COMPLETE THE FOLLOWING:
- 1) Set down, word for word, the part of the Trump jurors article between "The problem gets" and "Trump criminal case.", inclusive.
- 2) Which focus group participants does the Trump jurors article quote by name? Give each one's age and hometown as stated.
- 3) How would you render this sentence from the Trump jurors article in Spanish: "In short, they seem confident that other random Americans will be able to perform a task they themselves are unable to perform."

SUPPLIED PASSAGE:
>>

Good Luck Finding “Impartial Jurors” for the Trump Trials
People know a lot about Trump and his alleged crimes, have strong feelings about him, and worry about Trump tampering with the jury (and witnesses).
IT’S NOT TOO EARLY TO START ASKING what kind of jurors might be seated for a Trump criminal trial, and what concerns might be weighing on their minds.
We did exactly that when we focus grouped 11 North Carolina Trump-to-Biden voters, most of whom embody a contradiction. All of them told us on December 12 that Donald Trump can get a fair trial in his upcoming criminal cases—but only two say they personally could judge Trump fairly if, hypothetically, they were jurors.
In short, they seem confident that other random Americans will be able to perform a task they themselves are unable to perform.
In conducting these focus groups, we uncovered two reasons why seating an impartial jury will be extremely challenging: First, prospective jurors are too knowledgeable to be unbiased. Second, jurors worry Trump will twist the process to achieve his ends.
Regarding their own personal biases, respondents told us:
“I’m biased already,” said Shane, 48, from Mt. Holly, North Carolina. “I have my opinions of him already, and I don’t think any trial, depending on what the topic is, is going to change it. I’d be swayed for sure. I’d be excused.”
“I know too much. I’ve seen too much,” echoed Danielle, 47, from Winterville. “Beyond being a woman, being a person of color, seeing the things that have gone down—January 6th. It’s a lot. I would just say that I know for a fact that I could not [judge Trump fairly].”
Lexxi, 38, from Monroe, offered this: “For one, I am a woman. I am originally from the tri-state [New York, New Jersey, Connecticut] area, and I have been aware of the things that Trump has been doing for the last 40 years.”
As a testament to how biased these hypothetical jurors actually are, eight believe it would be a good thing for America if former President Trump were convicted and sent to prison before the 2024 election. That’s not what lawyers (or judges) want in impartial jurors.
The problem gets worse.
Nine of the twelve believe that former President Trump will attempt to tamper with the jury in his cases, and 10 say he will use social media to imply that jurors who vote to convict him will face the anger of his supporters. Ten admitted they would be “afraid” to serve on a jury in a Trump criminal case.

<<

SUPPLIED RECORDS:
>>

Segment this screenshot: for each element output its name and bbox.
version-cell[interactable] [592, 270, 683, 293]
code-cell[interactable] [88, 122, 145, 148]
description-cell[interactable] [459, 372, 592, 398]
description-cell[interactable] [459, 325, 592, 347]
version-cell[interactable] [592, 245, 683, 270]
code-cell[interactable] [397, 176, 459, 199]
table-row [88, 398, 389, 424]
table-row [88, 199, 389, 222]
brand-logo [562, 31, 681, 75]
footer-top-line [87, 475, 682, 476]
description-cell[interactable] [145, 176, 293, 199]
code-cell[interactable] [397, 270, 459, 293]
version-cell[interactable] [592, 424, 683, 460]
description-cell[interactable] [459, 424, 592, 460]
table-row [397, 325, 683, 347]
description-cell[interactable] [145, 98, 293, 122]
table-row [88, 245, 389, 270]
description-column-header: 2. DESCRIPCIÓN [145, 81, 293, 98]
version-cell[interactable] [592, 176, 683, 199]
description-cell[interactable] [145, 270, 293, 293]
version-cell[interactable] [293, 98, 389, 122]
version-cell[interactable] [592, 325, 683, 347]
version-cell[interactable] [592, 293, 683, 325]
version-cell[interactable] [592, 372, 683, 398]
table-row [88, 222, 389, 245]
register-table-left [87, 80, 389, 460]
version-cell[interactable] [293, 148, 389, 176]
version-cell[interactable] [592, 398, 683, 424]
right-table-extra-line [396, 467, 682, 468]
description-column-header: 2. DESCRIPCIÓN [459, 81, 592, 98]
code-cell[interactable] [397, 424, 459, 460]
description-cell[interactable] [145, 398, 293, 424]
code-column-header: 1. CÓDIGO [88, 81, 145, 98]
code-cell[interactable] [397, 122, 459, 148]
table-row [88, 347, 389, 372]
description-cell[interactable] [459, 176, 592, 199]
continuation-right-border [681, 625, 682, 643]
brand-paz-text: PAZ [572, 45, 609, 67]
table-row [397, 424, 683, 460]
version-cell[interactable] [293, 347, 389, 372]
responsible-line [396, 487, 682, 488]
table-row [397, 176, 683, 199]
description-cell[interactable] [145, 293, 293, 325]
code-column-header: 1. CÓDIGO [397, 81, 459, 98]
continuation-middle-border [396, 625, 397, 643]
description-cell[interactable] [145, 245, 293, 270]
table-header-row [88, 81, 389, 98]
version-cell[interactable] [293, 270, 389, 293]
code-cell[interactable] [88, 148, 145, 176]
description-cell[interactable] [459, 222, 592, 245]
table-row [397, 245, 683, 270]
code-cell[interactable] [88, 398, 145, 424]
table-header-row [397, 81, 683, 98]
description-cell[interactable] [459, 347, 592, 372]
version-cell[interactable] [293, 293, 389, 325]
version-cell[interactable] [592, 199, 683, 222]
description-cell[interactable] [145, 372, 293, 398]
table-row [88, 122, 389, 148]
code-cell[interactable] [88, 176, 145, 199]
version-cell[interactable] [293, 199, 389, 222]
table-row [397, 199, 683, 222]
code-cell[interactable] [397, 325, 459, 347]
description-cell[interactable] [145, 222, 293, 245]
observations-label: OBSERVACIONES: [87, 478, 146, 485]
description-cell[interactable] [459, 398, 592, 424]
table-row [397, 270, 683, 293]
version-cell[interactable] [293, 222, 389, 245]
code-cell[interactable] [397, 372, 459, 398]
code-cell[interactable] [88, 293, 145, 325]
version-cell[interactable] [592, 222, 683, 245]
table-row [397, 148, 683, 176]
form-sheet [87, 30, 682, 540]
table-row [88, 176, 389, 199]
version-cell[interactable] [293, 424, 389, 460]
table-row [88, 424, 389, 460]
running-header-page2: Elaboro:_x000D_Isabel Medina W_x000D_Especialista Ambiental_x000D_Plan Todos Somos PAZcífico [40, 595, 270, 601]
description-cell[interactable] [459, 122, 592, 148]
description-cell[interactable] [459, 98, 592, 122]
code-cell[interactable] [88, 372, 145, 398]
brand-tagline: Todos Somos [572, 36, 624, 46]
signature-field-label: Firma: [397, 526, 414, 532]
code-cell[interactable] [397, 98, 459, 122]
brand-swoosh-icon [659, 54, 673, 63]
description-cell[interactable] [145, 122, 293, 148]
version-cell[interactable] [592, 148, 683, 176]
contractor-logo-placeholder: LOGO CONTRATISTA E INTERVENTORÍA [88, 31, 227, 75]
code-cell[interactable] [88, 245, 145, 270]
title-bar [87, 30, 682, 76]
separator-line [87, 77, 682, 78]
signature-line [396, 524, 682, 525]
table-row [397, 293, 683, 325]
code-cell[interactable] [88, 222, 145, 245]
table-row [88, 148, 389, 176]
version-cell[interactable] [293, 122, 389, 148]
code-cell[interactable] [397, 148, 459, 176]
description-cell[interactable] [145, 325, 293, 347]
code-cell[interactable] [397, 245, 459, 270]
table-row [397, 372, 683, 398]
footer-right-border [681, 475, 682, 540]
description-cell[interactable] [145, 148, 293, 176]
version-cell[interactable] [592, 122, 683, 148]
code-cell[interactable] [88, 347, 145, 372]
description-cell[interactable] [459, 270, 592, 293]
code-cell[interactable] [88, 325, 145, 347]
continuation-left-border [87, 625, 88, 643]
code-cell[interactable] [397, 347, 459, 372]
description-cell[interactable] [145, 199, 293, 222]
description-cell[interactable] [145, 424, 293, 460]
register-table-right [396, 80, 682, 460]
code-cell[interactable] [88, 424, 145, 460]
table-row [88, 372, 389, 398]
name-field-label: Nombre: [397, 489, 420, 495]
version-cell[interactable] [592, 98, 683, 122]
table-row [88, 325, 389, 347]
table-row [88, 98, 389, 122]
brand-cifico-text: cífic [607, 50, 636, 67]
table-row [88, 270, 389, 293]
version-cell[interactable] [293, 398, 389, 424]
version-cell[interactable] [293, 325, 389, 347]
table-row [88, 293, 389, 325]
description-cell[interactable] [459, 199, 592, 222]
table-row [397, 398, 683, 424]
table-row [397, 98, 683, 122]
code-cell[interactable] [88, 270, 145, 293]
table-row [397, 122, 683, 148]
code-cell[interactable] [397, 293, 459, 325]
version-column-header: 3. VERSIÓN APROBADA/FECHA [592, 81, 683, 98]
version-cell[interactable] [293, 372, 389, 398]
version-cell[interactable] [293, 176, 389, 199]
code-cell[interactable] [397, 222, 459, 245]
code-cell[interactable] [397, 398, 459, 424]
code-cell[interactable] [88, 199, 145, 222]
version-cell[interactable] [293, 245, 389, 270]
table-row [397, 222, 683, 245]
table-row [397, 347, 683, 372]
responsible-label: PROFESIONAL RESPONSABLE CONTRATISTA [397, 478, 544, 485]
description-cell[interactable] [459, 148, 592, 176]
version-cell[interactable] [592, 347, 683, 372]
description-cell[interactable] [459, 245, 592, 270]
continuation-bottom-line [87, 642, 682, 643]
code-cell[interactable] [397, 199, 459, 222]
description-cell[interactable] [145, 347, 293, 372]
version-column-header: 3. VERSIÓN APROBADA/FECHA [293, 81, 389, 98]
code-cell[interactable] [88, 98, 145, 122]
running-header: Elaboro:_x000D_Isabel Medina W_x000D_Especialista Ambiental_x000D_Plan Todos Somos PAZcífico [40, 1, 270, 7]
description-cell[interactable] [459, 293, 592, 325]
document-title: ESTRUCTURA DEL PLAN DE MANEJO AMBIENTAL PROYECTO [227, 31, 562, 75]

<<

RESULTS FOR EACH TASK:
- 1)
The problem gets worse.
Nine of the twelve believe that former President Trump will attempt to tamper with the jury in his cases, and 10 say he will use social media to imply that jurors who vote to convict him will face the anger of his supporters. Ten admitted they would be “afraid” to serve on a jury in a Trump criminal case.

- 2)
- Shane, 48, Mt. Holly, North Carolina
- Danielle, 47, Winterville
- Lexxi, 38, Monroe

- 3) En resumen, parecen confiados en que otros estadounidenses elegidos al azar podrán realizar una tarea que ellos mismos son incapaces de realizar.